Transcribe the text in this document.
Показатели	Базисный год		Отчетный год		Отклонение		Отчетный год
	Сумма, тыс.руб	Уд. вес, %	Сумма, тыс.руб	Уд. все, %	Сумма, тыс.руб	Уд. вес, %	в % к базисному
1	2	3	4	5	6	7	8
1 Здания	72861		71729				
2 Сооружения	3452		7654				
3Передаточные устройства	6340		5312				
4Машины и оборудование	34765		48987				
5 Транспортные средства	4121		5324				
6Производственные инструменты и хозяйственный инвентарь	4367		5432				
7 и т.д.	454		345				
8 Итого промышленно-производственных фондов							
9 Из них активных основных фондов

....

• _Exercise directions_
Copy out the lines in which the string "фондов" appears.

• _Reply_
8 Итого промышленно-производственных фондов							
9 Из них активных основных фондов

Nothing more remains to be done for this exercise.